# Problem details
Copy the data below exactly, omitting any picture it contains.

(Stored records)
☆ ☆ ☆ ☆

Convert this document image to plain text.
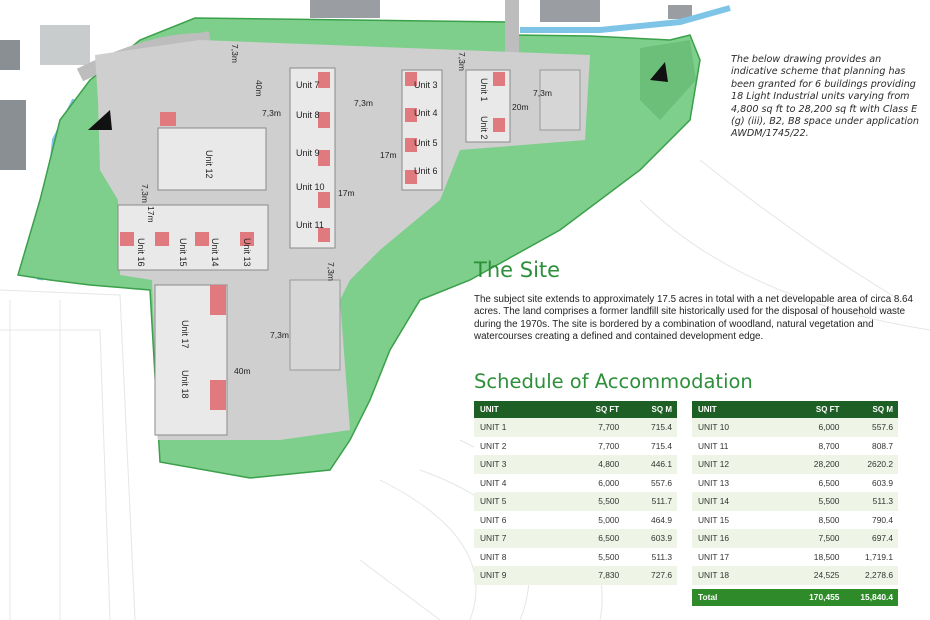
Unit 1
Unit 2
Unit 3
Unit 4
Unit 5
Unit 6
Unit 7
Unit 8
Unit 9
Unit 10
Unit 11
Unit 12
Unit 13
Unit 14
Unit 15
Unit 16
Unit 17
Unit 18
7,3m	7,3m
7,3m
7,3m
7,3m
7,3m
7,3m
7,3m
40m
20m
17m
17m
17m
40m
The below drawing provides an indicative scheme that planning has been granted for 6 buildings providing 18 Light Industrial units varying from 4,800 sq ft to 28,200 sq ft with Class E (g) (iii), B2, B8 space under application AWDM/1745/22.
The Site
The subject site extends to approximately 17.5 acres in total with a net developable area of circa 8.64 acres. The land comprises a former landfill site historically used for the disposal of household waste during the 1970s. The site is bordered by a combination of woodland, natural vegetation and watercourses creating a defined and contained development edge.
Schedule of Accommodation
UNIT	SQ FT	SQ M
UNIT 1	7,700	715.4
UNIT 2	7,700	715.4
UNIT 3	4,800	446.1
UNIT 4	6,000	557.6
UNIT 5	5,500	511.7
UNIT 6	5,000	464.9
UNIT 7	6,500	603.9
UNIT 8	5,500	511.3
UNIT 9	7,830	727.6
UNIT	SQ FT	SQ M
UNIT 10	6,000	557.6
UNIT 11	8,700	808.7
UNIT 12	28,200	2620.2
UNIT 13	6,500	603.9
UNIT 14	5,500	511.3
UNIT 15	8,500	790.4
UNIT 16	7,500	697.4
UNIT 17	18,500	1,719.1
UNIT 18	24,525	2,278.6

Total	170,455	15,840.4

☆ ☆ ☆ ☆

# Complete answer
Convert this document image to plain text.
Unit 1
Unit 2
Unit 3
Unit 4
Unit 5
Unit 6
Unit 7
Unit 8
Unit 9
Unit 10
Unit 11
Unit 12
Unit 13
Unit 14
Unit 15
Unit 16
Unit 17
Unit 18
7,3m	7,3m
7,3m
7,3m
7,3m
7,3m
7,3m
7,3m
40m
20m
17m
17m
17m
40m
The below drawing provides an indicative scheme that planning has been granted for 6 buildings providing 18 Light Industrial units varying from 4,800 sq ft to 28,200 sq ft with Class E (g) (iii), B2, B8 space under application AWDM/1745/22.
The Site
The subject site extends to approximately 17.5 acres in total with a net developable area of circa 8.64 acres. The land comprises a former landfill site historically used for the disposal of household waste during the 1970s. The site is bordered by a combination of woodland, natural vegetation and watercourses creating a defined and contained development edge.
Schedule of Accommodation
UNIT	SQ FT	SQ M
UNIT 1	7,700	715.4
UNIT 2	7,700	715.4
UNIT 3	4,800	446.1
UNIT 4	6,000	557.6
UNIT 5	5,500	511.7
UNIT 6	5,000	464.9
UNIT 7	6,500	603.9
UNIT 8	5,500	511.3
UNIT 9	7,830	727.6
UNIT	SQ FT	SQ M
UNIT 10	6,000	557.6
UNIT 11	8,700	808.7
UNIT 12	28,200	2620.2
UNIT 13	6,500	603.9
UNIT 14	5,500	511.3
UNIT 15	8,500	790.4
UNIT 16	7,500	697.4
UNIT 17	18,500	1,719.1
UNIT 18	24,525	2,278.6

Total	170,455	15,840.4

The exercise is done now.